→ WHAT THE TASK REQUIRES
Find the lines with the string "cylinder" and return them.

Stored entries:
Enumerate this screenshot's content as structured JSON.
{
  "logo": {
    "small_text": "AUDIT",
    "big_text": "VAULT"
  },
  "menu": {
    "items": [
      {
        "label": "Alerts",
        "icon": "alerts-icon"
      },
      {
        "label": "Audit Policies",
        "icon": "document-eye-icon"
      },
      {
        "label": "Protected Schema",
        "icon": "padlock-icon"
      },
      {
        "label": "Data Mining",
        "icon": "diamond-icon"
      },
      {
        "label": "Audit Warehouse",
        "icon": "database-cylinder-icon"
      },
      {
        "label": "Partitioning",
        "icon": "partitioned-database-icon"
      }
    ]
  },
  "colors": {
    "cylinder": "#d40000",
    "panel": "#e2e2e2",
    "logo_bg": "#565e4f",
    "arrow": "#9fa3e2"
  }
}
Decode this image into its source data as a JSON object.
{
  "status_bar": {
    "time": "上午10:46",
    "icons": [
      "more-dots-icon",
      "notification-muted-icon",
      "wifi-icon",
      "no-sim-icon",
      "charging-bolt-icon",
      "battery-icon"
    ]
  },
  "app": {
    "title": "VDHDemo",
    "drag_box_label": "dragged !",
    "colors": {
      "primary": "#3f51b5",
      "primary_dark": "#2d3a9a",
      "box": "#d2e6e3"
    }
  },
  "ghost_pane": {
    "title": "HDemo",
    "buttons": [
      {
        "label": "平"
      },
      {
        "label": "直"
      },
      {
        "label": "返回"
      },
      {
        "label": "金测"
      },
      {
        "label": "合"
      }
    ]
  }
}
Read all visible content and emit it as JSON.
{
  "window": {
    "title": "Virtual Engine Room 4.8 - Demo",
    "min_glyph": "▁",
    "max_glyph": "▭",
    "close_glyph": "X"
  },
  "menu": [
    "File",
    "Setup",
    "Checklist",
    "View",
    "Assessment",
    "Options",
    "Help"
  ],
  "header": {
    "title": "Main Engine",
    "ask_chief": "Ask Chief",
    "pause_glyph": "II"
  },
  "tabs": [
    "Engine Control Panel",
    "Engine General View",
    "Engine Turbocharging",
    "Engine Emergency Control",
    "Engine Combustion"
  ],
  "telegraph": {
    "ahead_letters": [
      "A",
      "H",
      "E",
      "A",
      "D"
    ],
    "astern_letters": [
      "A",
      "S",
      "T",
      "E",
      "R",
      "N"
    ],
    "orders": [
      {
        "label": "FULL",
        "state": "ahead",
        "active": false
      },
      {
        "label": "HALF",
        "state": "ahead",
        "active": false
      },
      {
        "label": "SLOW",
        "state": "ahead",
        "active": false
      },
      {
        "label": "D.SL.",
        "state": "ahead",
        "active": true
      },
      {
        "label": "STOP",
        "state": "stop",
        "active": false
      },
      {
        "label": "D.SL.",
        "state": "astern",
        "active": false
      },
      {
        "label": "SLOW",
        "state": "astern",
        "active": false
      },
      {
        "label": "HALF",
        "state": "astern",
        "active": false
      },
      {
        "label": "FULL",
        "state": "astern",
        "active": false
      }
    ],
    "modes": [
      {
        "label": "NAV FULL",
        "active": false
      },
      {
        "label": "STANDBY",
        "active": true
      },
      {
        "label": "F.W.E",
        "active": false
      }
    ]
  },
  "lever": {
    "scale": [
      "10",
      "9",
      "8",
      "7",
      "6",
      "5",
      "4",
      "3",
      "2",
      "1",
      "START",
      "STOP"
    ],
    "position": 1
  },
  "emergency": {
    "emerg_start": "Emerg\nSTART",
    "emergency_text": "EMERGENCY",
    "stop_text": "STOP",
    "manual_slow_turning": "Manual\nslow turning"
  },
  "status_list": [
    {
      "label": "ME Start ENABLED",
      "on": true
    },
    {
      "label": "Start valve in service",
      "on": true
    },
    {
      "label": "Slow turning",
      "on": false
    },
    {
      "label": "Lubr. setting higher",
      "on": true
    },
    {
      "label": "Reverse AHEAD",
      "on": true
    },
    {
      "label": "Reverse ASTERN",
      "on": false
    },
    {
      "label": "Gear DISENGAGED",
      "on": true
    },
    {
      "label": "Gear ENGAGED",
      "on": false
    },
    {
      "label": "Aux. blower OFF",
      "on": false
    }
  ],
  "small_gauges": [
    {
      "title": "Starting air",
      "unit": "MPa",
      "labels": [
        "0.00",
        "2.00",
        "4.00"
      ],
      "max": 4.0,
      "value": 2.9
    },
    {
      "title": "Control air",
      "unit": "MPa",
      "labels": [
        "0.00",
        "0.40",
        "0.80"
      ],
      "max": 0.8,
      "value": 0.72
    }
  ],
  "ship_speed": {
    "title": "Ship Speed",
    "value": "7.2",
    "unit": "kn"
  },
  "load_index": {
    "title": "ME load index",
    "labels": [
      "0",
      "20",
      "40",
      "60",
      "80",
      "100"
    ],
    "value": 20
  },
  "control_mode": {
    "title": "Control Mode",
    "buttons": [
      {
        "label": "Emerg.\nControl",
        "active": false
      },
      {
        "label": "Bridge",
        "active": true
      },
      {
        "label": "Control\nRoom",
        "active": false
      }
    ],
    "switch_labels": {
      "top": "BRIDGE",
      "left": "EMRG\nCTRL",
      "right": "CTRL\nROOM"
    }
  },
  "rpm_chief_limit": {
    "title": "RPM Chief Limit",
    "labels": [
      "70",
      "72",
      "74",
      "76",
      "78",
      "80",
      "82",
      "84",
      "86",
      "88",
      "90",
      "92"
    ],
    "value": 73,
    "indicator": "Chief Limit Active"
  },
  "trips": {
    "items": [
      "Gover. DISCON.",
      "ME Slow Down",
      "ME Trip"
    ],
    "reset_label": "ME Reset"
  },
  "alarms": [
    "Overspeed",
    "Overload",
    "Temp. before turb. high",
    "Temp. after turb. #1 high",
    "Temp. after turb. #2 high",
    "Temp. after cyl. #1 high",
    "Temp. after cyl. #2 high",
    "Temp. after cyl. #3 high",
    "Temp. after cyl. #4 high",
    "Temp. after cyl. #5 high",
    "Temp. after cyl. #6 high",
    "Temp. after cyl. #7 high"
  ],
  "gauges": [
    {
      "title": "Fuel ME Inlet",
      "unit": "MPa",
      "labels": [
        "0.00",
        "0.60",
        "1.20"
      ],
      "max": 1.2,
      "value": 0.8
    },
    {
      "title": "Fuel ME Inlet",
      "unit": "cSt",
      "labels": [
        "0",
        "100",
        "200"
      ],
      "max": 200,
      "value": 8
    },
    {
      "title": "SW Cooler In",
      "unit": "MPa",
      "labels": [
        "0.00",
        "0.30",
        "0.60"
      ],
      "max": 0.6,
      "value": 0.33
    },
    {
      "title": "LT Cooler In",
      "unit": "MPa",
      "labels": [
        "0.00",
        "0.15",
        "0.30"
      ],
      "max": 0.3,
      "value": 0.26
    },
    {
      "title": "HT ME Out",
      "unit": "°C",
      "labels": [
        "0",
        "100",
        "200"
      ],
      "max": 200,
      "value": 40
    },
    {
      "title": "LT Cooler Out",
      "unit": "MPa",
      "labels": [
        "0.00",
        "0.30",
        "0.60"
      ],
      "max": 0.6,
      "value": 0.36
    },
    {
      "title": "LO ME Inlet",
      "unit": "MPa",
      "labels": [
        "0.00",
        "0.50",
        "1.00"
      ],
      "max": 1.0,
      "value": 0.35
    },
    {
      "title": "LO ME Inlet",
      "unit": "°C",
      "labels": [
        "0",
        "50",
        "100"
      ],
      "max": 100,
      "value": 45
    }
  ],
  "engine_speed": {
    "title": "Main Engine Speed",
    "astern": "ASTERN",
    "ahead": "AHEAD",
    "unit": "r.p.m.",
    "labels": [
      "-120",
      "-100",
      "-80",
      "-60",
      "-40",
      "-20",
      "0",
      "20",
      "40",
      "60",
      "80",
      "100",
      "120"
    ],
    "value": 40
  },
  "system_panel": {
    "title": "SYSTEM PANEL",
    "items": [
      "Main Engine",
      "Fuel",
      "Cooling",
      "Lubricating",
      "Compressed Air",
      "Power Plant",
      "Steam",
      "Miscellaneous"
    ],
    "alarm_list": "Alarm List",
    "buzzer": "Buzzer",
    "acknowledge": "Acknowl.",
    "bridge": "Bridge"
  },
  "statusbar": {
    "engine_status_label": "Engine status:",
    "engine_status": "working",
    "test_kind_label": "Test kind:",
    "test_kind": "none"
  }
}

→ CORRECT RESULT
        "icon": "database-cylinder-icon"
    "cylinder": "#d40000",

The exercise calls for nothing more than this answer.